▶ TASK TO CARRY OUT
Give the listing again exactly, omitting its images.
- - - - - - -
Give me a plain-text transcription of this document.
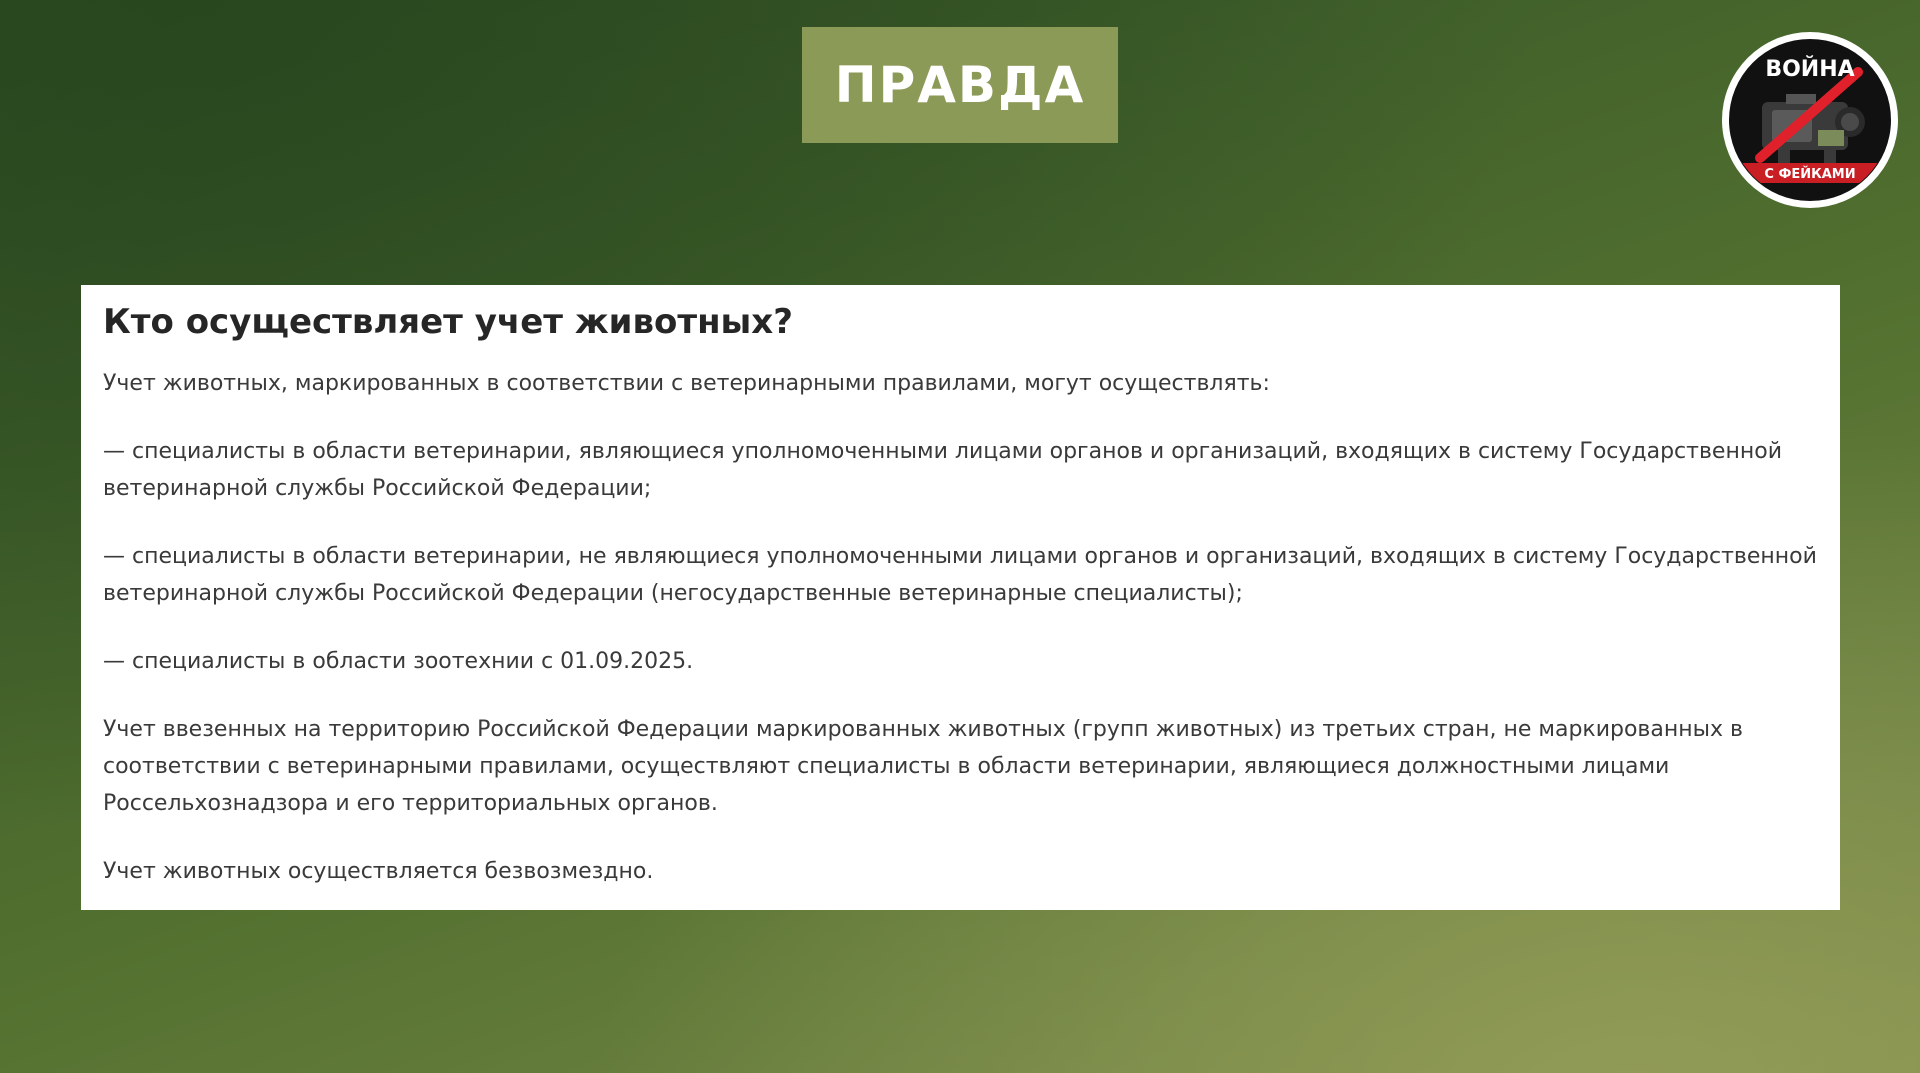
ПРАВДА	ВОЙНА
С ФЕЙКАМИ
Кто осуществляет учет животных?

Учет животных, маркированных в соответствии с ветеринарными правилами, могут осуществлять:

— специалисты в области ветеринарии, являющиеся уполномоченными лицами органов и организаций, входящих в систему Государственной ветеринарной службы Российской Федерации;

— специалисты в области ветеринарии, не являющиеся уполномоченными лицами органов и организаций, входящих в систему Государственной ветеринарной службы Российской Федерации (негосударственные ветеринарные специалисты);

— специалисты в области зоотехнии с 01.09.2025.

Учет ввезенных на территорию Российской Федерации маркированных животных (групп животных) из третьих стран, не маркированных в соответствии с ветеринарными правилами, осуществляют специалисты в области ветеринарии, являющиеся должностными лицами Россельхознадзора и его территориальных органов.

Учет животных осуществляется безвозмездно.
- - - - - - -
▶ WRITTEN ANSWER
Give me a plain-text transcription of this document.
ПРАВДА	ВОЙНА
С ФЕЙКАМИ
Кто осуществляет учет животных?

Учет животных, маркированных в соответствии с ветеринарными правилами, могут осуществлять:

— специалисты в области ветеринарии, являющиеся уполномоченными лицами органов и организаций, входящих в систему Государственной ветеринарной службы Российской Федерации;

— специалисты в области ветеринарии, не являющиеся уполномоченными лицами органов и организаций, входящих в систему Государственной ветеринарной службы Российской Федерации (негосударственные ветеринарные специалисты);

— специалисты в области зоотехнии с 01.09.2025.

Учет ввезенных на территорию Российской Федерации маркированных животных (групп животных) из третьих стран, не маркированных в соответствии с ветеринарными правилами, осуществляют специалисты в области ветеринарии, являющиеся должностными лицами Россельхознадзора и его территориальных органов.

Учет животных осуществляется безвозмездно.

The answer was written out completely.